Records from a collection
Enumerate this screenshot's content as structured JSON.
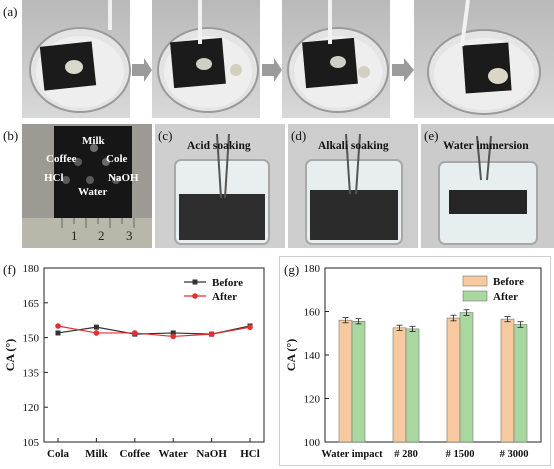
{
  "panel_labels": {
    "a": "(a)",
    "b": "(b)",
    "c": "(c)",
    "d": "(d)",
    "e": "(e)",
    "f": "(f)",
    "g": "(g)"
  },
  "photo_b": {
    "labels": [
      "Milk",
      "Coffee",
      "Cole",
      "HCl",
      "NaOH",
      "Water"
    ],
    "ruler_numbers": [
      "1",
      "2",
      "3"
    ]
  },
  "photo_c": {
    "caption": "Acid soaking"
  },
  "photo_d": {
    "caption": "Alkali soaking"
  },
  "photo_e": {
    "caption": "Water immersion"
  },
  "chart_data": [
    {
      "type": "line",
      "ylabel": "CA (°)",
      "categories": [
        "Cola",
        "Milk",
        "Coffee",
        "Water",
        "NaOH",
        "HCl"
      ],
      "ylim": [
        105,
        180
      ],
      "yticks": [
        105,
        120,
        135,
        150,
        165,
        180
      ],
      "legend_position": "top-right",
      "series": [
        {
          "name": "Before",
          "color": "#333333",
          "marker": "square",
          "values": [
            152.0,
            154.5,
            151.5,
            152.0,
            151.5,
            155.0
          ]
        },
        {
          "name": "After",
          "color": "#e03030",
          "marker": "circle",
          "values": [
            155.0,
            152.0,
            152.0,
            150.5,
            151.5,
            154.5
          ]
        }
      ]
    },
    {
      "type": "bar",
      "ylabel": "CA (°)",
      "categories": [
        "Water impact",
        "# 280",
        "# 1500",
        "# 3000"
      ],
      "ylim": [
        100,
        180
      ],
      "yticks": [
        100,
        120,
        140,
        160,
        180
      ],
      "legend_position": "top-right",
      "series": [
        {
          "name": "Before",
          "color": "#f6c99e",
          "values": [
            156.0,
            152.5,
            157.0,
            156.5
          ],
          "errors": [
            1.2,
            1.2,
            1.3,
            1.2
          ]
        },
        {
          "name": "After",
          "color": "#a8d8a0",
          "values": [
            155.5,
            152.0,
            159.5,
            154.0
          ],
          "errors": [
            1.2,
            1.2,
            1.3,
            1.3
          ]
        }
      ]
    }
  ]
}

[WHAT YOU ARE ASKED TO DO]
Omit the pictures, and quote the material above exactly as given.

[WRITTEN ANSWER]
Enumerate this screenshot's content as structured JSON.
{
  "panel_labels": {
    "a": "(a)",
    "b": "(b)",
    "c": "(c)",
    "d": "(d)",
    "e": "(e)",
    "f": "(f)",
    "g": "(g)"
  },
  "photo_b": {
    "labels": [
      "Milk",
      "Coffee",
      "Cole",
      "HCl",
      "NaOH",
      "Water"
    ],
    "ruler_numbers": [
      "1",
      "2",
      "3"
    ]
  },
  "photo_c": {
    "caption": "Acid soaking"
  },
  "photo_d": {
    "caption": "Alkali soaking"
  },
  "photo_e": {
    "caption": "Water immersion"
  },
  "chart_data": [
    {
      "type": "line",
      "ylabel": "CA (°)",
      "categories": [
        "Cola",
        "Milk",
        "Coffee",
        "Water",
        "NaOH",
        "HCl"
      ],
      "ylim": [
        105,
        180
      ],
      "yticks": [
        105,
        120,
        135,
        150,
        165,
        180
      ],
      "legend_position": "top-right",
      "series": [
        {
          "name": "Before",
          "color": "#333333",
          "marker": "square",
          "values": [
            152.0,
            154.5,
            151.5,
            152.0,
            151.5,
            155.0
          ]
        },
        {
          "name": "After",
          "color": "#e03030",
          "marker": "circle",
          "values": [
            155.0,
            152.0,
            152.0,
            150.5,
            151.5,
            154.5
          ]
        }
      ]
    },
    {
      "type": "bar",
      "ylabel": "CA (°)",
      "categories": [
        "Water impact",
        "# 280",
        "# 1500",
        "# 3000"
      ],
      "ylim": [
        100,
        180
      ],
      "yticks": [
        100,
        120,
        140,
        160,
        180
      ],
      "legend_position": "top-right",
      "series": [
        {
          "name": "Before",
          "color": "#f6c99e",
          "values": [
            156.0,
            152.5,
            157.0,
            156.5
          ],
          "errors": [
            1.2,
            1.2,
            1.3,
            1.2
          ]
        },
        {
          "name": "After",
          "color": "#a8d8a0",
          "values": [
            155.5,
            152.0,
            159.5,
            154.0
          ],
          "errors": [
            1.2,
            1.2,
            1.3,
            1.3
          ]
        }
      ]
    }
  ]
}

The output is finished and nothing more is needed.